**Your task**
What follows is a listing; give it again exactly, in its entirety.

**Records for this exercise**
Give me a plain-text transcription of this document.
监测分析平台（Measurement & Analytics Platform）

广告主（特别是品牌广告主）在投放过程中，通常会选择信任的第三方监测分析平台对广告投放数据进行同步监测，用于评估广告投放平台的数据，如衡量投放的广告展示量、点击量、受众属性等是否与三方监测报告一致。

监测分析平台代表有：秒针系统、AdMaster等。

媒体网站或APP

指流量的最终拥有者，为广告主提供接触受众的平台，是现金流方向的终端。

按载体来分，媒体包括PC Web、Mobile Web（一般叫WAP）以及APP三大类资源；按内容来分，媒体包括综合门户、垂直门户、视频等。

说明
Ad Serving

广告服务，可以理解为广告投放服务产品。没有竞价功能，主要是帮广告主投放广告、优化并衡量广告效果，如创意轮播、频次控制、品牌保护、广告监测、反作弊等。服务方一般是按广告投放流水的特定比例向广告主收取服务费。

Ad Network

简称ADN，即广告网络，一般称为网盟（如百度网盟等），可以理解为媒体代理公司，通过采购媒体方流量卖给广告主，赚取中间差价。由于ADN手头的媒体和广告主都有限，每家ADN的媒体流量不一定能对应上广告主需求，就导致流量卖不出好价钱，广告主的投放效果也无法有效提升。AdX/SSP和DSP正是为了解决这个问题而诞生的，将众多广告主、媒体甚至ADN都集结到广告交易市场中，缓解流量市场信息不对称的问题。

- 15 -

**Result of this exercise**
Give me a plain-text transcription of this document.
监测分析平台（Measurement & Analytics Platform）

广告主（特别是品牌广告主）在投放过程中，通常会选择信任的第三方监测分析平台对广告投放数据进行同步监测，用于评估广告投放平台的数据，如衡量投放的广告展示量、点击量、受众属性等是否与三方监测报告一致。

监测分析平台代表有：秒针系统、AdMaster等。

媒体网站或APP

指流量的最终拥有者，为广告主提供接触受众的平台，是现金流方向的终端。

按载体来分，媒体包括PC Web、Mobile Web（一般叫WAP）以及APP三大类资源；按内容来分，媒体包括综合门户、垂直门户、视频等。

说明
Ad Serving

广告服务，可以理解为广告投放服务产品。没有竞价功能，主要是帮广告主投放广告、优化并衡量广告效果，如创意轮播、频次控制、品牌保护、广告监测、反作弊等。服务方一般是按广告投放流水的特定比例向广告主收取服务费。

Ad Network

简称ADN，即广告网络，一般称为网盟（如百度网盟等），可以理解为媒体代理公司，通过采购媒体方流量卖给广告主，赚取中间差价。由于ADN手头的媒体和广告主都有限，每家ADN的媒体流量不一定能对应上广告主需求，就导致流量卖不出好价钱，广告主的投放效果也无法有效提升。AdX/SSP和DSP正是为了解决这个问题而诞生的，将众多广告主、媒体甚至ADN都集结到广告交易市场中，缓解流量市场信息不对称的问题。

- 15 -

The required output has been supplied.